▶ Supplied passage
I finally decided to optimize my model classes and have a more light classes for this page. Instead of using a list of objects that has a lot of sub-rich objects, using a simple list of a basic class with properties did an awesome job. The list that was taking 1900ms to get from Redis and deserialize is not taking less than .17 ms. That is right and not a typo, it is less than a single millisecond.
I am still learning how to maximize the use of Redis and so far like the flexibility that it offers compared to Memcached that I used for more than a decade. So far it's interesting and will keep you inform with any new optimization I can find. In short term, I think a solution may be to cache not the whole complex object but just a part of it in an aggregate view of objects.

▶ Exercise prompt
In the Redis post, which caching system had the writer used for more than a decade?

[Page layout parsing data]
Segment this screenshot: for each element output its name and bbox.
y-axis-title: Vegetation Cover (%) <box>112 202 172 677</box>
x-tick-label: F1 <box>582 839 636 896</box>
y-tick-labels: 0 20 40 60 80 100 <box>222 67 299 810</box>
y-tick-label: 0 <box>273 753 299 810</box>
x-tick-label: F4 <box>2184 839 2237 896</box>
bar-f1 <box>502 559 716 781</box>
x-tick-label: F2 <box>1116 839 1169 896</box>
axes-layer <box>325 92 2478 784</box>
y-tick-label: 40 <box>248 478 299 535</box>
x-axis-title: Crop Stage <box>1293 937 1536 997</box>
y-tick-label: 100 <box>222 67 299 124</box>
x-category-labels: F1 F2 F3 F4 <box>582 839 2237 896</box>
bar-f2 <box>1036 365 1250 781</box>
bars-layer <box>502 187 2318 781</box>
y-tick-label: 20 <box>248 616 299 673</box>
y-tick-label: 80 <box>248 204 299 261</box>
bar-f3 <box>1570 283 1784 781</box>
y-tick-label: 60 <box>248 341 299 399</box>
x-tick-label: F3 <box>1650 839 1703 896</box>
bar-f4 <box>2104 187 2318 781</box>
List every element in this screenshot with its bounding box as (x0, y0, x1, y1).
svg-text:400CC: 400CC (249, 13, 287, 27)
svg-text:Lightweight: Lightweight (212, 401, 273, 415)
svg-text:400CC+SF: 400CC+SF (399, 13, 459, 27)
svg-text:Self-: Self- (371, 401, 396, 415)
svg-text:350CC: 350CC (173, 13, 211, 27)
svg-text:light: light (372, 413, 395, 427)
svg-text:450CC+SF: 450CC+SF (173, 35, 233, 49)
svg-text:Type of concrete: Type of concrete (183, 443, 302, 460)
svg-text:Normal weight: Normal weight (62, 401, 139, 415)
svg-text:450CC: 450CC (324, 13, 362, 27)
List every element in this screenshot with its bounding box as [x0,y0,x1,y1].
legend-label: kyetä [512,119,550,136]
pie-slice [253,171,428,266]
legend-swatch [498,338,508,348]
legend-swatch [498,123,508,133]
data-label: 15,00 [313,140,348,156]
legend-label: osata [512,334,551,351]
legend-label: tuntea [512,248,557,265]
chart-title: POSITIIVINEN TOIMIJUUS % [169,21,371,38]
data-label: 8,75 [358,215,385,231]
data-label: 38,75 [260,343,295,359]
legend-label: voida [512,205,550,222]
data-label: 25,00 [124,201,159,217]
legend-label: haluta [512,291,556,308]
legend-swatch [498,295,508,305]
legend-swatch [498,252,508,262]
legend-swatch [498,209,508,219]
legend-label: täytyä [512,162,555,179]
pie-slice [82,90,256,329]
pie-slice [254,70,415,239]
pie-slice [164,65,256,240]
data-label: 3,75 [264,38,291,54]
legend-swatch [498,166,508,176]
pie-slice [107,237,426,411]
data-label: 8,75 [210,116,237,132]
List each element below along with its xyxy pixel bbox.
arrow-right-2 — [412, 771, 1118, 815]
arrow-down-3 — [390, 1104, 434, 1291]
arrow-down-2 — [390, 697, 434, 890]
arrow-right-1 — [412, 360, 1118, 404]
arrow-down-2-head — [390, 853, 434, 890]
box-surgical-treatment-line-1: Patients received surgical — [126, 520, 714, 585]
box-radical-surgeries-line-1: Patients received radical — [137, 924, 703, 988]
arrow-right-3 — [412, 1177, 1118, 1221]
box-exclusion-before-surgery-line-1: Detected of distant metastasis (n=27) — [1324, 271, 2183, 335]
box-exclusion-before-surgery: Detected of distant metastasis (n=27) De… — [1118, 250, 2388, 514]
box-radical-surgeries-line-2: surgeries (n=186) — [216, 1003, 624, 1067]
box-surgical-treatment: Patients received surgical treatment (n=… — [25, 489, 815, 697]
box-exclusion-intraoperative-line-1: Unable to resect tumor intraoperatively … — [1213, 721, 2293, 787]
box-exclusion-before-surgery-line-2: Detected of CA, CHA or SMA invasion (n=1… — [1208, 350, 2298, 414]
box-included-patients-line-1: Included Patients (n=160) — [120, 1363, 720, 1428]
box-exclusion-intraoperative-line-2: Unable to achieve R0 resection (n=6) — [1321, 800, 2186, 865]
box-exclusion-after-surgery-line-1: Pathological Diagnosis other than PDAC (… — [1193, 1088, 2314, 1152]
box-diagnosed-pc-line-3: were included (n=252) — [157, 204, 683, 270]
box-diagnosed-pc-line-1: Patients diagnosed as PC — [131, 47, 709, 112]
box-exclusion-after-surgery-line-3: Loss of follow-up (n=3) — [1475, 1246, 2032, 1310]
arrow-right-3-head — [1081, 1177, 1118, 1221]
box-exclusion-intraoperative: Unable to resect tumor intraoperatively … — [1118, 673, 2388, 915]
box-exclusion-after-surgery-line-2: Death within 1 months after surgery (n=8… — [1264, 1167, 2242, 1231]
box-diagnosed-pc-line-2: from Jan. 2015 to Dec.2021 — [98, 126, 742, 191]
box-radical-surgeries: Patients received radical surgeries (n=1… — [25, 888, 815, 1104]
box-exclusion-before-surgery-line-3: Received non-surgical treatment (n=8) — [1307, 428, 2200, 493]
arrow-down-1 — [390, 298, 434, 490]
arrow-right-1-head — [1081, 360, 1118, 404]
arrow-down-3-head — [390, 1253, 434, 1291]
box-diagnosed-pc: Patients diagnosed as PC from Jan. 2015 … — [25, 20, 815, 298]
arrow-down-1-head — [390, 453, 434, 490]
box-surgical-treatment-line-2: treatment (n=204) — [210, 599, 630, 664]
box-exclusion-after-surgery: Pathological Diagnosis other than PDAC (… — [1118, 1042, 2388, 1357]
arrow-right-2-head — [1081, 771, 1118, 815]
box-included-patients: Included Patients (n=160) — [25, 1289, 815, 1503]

▶ The completed task
Memcached